[Recorded data]

※

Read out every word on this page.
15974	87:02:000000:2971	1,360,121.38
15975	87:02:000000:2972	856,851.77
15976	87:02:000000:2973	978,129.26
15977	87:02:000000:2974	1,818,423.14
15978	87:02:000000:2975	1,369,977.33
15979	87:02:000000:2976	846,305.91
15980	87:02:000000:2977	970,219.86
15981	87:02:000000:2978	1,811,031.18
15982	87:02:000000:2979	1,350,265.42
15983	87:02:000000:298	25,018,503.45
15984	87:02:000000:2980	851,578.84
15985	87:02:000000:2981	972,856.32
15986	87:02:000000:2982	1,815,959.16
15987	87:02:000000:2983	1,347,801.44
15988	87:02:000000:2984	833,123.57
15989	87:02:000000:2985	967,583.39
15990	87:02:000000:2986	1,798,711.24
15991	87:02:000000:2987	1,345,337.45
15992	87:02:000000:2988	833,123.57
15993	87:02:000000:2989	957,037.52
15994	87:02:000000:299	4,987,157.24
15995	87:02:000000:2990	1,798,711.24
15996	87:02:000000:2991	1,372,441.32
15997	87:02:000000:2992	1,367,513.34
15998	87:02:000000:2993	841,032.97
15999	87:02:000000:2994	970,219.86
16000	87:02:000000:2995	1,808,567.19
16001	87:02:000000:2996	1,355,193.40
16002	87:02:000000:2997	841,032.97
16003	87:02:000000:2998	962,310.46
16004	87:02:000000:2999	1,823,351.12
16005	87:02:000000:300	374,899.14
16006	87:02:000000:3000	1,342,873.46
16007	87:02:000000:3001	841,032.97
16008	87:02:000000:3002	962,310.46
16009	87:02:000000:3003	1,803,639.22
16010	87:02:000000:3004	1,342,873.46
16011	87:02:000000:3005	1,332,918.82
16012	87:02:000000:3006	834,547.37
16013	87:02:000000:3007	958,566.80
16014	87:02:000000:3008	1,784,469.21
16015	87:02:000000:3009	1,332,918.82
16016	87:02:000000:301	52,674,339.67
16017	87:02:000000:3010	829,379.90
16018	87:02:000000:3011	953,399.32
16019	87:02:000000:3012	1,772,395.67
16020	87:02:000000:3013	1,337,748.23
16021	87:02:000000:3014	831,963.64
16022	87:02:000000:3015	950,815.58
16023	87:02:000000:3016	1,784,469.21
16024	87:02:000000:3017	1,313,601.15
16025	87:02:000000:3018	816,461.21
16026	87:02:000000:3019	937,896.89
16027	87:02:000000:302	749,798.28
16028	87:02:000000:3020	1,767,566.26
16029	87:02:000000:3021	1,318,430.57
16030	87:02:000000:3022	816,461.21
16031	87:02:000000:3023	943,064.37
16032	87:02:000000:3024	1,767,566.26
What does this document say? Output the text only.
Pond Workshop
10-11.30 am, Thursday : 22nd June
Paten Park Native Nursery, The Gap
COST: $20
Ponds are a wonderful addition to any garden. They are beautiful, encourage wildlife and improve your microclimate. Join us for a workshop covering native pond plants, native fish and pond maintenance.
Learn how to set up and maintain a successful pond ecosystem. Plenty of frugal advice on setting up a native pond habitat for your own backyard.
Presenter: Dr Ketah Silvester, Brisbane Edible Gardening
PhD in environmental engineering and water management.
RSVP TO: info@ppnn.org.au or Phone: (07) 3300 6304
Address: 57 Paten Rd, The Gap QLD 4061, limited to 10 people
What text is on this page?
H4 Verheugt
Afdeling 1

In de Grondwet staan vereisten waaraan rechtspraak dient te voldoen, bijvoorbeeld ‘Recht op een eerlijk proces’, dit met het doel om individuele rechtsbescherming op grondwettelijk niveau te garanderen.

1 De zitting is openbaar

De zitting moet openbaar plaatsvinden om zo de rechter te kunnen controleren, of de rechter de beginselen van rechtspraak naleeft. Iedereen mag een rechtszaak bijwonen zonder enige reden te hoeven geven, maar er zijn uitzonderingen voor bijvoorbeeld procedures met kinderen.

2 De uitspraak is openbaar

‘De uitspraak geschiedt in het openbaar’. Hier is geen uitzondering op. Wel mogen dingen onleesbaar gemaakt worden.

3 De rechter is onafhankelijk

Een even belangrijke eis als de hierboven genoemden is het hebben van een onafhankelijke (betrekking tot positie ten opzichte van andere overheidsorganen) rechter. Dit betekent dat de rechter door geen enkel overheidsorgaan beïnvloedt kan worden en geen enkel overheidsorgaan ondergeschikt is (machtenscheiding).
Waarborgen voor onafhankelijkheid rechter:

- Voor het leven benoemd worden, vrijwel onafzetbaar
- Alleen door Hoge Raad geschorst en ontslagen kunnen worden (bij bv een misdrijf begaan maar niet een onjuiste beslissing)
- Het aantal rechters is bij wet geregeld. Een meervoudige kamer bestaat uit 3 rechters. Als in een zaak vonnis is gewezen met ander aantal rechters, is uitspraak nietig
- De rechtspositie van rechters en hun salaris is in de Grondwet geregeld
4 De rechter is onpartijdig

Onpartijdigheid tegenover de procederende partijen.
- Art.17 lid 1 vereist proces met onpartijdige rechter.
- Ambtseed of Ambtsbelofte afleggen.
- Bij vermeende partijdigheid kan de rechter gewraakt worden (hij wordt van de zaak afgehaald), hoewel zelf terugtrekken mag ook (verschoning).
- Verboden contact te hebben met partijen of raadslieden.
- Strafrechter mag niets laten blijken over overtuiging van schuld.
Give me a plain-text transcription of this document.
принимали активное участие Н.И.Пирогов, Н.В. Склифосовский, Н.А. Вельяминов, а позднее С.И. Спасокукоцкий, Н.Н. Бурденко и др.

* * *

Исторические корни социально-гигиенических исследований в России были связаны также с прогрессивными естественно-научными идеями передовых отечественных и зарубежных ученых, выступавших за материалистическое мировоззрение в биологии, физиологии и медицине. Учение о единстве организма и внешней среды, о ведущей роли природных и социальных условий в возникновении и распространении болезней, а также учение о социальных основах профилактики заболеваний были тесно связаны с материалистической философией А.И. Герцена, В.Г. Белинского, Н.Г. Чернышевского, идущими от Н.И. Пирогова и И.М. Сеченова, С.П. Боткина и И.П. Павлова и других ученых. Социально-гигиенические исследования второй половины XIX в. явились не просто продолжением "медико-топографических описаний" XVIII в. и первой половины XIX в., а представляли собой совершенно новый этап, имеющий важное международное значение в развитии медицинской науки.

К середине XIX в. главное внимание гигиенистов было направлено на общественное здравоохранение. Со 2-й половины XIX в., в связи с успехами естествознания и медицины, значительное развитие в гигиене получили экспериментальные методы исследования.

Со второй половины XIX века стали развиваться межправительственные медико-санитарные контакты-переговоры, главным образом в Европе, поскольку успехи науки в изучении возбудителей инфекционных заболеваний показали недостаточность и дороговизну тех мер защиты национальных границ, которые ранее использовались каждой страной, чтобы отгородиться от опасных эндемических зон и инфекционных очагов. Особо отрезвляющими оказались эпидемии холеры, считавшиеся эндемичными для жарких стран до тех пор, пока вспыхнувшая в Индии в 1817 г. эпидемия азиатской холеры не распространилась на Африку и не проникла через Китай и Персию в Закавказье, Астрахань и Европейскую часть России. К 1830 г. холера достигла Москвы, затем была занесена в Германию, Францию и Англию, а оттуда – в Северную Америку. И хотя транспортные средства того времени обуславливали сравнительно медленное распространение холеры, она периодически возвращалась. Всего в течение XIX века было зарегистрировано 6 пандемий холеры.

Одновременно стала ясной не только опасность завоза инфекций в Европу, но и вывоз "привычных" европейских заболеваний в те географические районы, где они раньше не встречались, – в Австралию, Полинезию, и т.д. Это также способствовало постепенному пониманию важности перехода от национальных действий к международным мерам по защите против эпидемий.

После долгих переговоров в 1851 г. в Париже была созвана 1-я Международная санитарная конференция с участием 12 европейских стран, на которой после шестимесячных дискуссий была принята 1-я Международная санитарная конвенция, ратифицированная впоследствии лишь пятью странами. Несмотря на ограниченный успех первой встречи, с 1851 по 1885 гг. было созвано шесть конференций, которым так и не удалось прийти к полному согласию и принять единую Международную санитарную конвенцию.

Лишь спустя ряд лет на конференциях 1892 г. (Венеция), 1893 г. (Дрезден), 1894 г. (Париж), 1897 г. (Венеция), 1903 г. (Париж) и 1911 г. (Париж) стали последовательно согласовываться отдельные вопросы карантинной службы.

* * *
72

※

[WRITTEN INSTRUCTION] Above are lines of data; state how many of them contain the word "door", with no other output.

[THE REPLY] 2